**Set problem**
Locate the lines that hold the string "state". Copy every such line.

(Data entries)
::::::::
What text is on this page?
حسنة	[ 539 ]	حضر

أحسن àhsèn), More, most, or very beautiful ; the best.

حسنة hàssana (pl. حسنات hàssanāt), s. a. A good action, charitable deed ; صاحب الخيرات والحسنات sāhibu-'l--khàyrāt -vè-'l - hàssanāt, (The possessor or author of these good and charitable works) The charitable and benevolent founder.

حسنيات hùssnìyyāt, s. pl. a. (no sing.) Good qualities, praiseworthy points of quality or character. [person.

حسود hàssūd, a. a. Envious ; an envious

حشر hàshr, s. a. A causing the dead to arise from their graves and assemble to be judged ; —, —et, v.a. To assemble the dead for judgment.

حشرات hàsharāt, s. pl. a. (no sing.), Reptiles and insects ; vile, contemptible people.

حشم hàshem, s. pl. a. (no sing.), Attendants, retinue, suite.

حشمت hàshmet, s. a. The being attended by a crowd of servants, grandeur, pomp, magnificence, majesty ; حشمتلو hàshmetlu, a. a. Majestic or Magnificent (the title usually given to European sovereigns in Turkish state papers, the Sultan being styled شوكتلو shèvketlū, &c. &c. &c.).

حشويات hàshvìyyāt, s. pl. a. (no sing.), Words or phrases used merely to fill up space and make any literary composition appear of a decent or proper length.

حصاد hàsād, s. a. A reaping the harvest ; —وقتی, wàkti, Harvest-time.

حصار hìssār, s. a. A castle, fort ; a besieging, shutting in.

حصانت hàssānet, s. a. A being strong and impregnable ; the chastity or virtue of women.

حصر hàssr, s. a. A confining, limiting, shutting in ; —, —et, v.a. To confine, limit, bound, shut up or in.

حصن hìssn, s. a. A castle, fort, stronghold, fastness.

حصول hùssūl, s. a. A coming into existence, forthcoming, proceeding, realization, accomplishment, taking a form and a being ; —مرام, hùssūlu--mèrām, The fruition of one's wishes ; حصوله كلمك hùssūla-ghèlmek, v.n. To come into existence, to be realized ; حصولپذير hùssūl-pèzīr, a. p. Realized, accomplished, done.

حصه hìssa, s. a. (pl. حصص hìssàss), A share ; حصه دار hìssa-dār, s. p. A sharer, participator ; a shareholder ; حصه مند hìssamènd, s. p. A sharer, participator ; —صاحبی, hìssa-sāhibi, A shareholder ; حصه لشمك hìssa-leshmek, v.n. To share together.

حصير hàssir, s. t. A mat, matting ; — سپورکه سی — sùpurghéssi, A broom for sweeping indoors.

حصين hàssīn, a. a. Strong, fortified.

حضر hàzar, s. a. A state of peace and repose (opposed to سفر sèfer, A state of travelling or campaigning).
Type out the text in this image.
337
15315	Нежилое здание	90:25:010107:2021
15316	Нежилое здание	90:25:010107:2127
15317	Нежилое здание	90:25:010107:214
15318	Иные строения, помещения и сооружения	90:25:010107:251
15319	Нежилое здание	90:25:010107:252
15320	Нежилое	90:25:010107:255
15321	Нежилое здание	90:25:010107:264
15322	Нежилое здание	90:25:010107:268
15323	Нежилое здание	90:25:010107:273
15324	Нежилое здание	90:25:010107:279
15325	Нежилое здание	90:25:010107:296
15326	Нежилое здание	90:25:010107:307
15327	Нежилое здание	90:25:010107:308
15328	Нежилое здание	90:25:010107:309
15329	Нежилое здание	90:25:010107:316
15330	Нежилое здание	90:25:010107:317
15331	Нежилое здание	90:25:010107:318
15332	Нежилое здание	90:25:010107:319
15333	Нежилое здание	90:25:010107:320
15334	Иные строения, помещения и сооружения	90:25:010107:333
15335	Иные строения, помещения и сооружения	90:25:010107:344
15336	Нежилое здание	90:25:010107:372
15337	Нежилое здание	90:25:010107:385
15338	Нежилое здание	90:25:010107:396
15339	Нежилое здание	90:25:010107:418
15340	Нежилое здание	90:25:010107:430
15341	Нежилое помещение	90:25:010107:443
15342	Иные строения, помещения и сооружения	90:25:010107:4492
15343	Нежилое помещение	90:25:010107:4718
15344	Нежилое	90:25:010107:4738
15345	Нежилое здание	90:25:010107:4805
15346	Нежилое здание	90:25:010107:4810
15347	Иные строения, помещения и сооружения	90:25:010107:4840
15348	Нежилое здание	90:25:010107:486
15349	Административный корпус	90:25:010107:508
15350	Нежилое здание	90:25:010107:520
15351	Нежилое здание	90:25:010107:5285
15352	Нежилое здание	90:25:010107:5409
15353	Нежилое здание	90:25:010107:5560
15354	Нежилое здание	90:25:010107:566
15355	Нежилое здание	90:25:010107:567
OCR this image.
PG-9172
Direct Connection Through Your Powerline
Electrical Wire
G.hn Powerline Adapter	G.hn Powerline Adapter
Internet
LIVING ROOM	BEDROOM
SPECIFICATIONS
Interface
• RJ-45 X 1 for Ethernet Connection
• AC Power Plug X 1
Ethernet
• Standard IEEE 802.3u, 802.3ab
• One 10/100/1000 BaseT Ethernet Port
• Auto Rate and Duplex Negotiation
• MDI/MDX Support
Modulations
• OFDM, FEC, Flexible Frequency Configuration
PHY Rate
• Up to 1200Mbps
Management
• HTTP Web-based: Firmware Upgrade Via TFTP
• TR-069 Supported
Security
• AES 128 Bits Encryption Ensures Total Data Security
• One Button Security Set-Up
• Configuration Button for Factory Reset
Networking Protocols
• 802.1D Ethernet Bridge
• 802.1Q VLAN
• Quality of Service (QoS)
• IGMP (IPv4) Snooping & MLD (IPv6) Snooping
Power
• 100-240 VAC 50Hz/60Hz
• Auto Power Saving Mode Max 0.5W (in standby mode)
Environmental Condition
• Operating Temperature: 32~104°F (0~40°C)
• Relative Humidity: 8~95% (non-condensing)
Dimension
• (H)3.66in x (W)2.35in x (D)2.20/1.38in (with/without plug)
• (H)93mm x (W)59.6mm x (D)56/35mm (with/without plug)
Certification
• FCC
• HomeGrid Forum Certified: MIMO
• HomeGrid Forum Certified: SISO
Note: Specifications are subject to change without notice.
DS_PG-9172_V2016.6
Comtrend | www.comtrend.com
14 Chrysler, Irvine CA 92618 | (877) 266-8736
::::::::
**Answer to the exercise**
حشمت hàshmet, s. a. The being attended by a crowd of servants, grandeur, pomp, magnificence, majesty ; حشمتلو hàshmetlu, a. a. Majestic or Magnificent (the title usually given to European sovereigns in Turkish state papers, the Sultan being styled شوكتلو shèvketlū, &c. &c. &c.).
حضر hàzar, s. a. A state of peace and repose (opposed to سفر sèfer, A state of travelling or campaigning).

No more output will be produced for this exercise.